### Set problem:
Reproduce all the entries exactly.

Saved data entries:
++++++++

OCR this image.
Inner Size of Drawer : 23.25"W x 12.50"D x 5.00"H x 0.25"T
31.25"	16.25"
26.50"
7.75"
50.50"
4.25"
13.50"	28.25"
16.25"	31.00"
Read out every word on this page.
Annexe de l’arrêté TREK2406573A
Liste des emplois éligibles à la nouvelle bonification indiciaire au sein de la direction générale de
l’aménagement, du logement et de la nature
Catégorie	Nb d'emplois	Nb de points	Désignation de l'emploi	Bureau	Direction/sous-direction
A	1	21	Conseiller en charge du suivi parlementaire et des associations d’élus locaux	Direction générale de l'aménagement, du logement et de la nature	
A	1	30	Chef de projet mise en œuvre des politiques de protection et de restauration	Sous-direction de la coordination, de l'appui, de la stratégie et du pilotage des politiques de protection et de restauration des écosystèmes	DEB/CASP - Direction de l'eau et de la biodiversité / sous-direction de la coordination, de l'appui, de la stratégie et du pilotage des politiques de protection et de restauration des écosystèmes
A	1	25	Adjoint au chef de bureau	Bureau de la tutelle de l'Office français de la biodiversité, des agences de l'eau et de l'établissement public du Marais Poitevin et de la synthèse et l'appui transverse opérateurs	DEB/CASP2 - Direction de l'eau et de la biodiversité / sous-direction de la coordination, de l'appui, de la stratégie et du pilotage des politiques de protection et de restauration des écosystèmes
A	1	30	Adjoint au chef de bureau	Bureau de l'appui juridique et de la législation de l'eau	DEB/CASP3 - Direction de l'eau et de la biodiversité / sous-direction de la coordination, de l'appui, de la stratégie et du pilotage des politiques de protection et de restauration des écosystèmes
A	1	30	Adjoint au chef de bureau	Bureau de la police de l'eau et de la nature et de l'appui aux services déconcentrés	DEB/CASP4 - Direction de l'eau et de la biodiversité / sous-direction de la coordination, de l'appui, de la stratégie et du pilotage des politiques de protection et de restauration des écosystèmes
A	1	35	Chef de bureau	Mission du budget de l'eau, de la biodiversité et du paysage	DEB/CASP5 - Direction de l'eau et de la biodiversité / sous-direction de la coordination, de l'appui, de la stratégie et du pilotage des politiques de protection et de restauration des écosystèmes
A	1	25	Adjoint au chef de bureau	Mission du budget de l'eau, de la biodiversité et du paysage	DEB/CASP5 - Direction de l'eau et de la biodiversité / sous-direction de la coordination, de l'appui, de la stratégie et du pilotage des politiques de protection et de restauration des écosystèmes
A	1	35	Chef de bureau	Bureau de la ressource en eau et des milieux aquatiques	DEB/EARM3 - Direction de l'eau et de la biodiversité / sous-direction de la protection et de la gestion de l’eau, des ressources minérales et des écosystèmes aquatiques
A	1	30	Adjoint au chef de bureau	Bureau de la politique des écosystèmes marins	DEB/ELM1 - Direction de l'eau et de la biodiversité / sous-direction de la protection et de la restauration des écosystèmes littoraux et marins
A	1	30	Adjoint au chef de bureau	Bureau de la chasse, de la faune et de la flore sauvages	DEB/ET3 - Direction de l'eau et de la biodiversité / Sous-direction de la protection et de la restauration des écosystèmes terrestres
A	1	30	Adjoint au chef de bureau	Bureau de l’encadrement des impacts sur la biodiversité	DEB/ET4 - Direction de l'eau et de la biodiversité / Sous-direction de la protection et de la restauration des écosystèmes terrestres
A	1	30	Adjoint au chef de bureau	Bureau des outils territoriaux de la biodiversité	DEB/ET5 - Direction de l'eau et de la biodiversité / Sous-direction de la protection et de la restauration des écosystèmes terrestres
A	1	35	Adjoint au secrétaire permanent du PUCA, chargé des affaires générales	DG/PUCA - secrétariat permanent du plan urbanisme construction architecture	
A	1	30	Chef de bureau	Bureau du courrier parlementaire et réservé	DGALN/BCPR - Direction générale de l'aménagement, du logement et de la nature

++++++++

### Worked solution:
OCR this image.
Inner Size of Drawer : 23.25"W x 12.50"D x 5.00"H x 0.25"T
31.25"	16.25"
26.50"
7.75"
50.50"
4.25"
13.50"	28.25"
16.25"	31.00"
Read out every word on this page.
Annexe de l’arrêté TREK2406573A
Liste des emplois éligibles à la nouvelle bonification indiciaire au sein de la direction générale de
l’aménagement, du logement et de la nature
Catégorie	Nb d'emplois	Nb de points	Désignation de l'emploi	Bureau	Direction/sous-direction
A	1	21	Conseiller en charge du suivi parlementaire et des associations d’élus locaux	Direction générale de l'aménagement, du logement et de la nature	
A	1	30	Chef de projet mise en œuvre des politiques de protection et de restauration	Sous-direction de la coordination, de l'appui, de la stratégie et du pilotage des politiques de protection et de restauration des écosystèmes	DEB/CASP - Direction de l'eau et de la biodiversité / sous-direction de la coordination, de l'appui, de la stratégie et du pilotage des politiques de protection et de restauration des écosystèmes
A	1	25	Adjoint au chef de bureau	Bureau de la tutelle de l'Office français de la biodiversité, des agences de l'eau et de l'établissement public du Marais Poitevin et de la synthèse et l'appui transverse opérateurs	DEB/CASP2 - Direction de l'eau et de la biodiversité / sous-direction de la coordination, de l'appui, de la stratégie et du pilotage des politiques de protection et de restauration des écosystèmes
A	1	30	Adjoint au chef de bureau	Bureau de l'appui juridique et de la législation de l'eau	DEB/CASP3 - Direction de l'eau et de la biodiversité / sous-direction de la coordination, de l'appui, de la stratégie et du pilotage des politiques de protection et de restauration des écosystèmes
A	1	30	Adjoint au chef de bureau	Bureau de la police de l'eau et de la nature et de l'appui aux services déconcentrés	DEB/CASP4 - Direction de l'eau et de la biodiversité / sous-direction de la coordination, de l'appui, de la stratégie et du pilotage des politiques de protection et de restauration des écosystèmes
A	1	35	Chef de bureau	Mission du budget de l'eau, de la biodiversité et du paysage	DEB/CASP5 - Direction de l'eau et de la biodiversité / sous-direction de la coordination, de l'appui, de la stratégie et du pilotage des politiques de protection et de restauration des écosystèmes
A	1	25	Adjoint au chef de bureau	Mission du budget de l'eau, de la biodiversité et du paysage	DEB/CASP5 - Direction de l'eau et de la biodiversité / sous-direction de la coordination, de l'appui, de la stratégie et du pilotage des politiques de protection et de restauration des écosystèmes
A	1	35	Chef de bureau	Bureau de la ressource en eau et des milieux aquatiques	DEB/EARM3 - Direction de l'eau et de la biodiversité / sous-direction de la protection et de la gestion de l’eau, des ressources minérales et des écosystèmes aquatiques
A	1	30	Adjoint au chef de bureau	Bureau de la politique des écosystèmes marins	DEB/ELM1 - Direction de l'eau et de la biodiversité / sous-direction de la protection et de la restauration des écosystèmes littoraux et marins
A	1	30	Adjoint au chef de bureau	Bureau de la chasse, de la faune et de la flore sauvages	DEB/ET3 - Direction de l'eau et de la biodiversité / Sous-direction de la protection et de la restauration des écosystèmes terrestres
A	1	30	Adjoint au chef de bureau	Bureau de l’encadrement des impacts sur la biodiversité	DEB/ET4 - Direction de l'eau et de la biodiversité / Sous-direction de la protection et de la restauration des écosystèmes terrestres
A	1	30	Adjoint au chef de bureau	Bureau des outils territoriaux de la biodiversité	DEB/ET5 - Direction de l'eau et de la biodiversité / Sous-direction de la protection et de la restauration des écosystèmes terrestres
A	1	35	Adjoint au secrétaire permanent du PUCA, chargé des affaires générales	DG/PUCA - secrétariat permanent du plan urbanisme construction architecture	
A	1	30	Chef de bureau	Bureau du courrier parlementaire et réservé	DGALN/BCPR - Direction générale de l'aménagement, du logement et de la nature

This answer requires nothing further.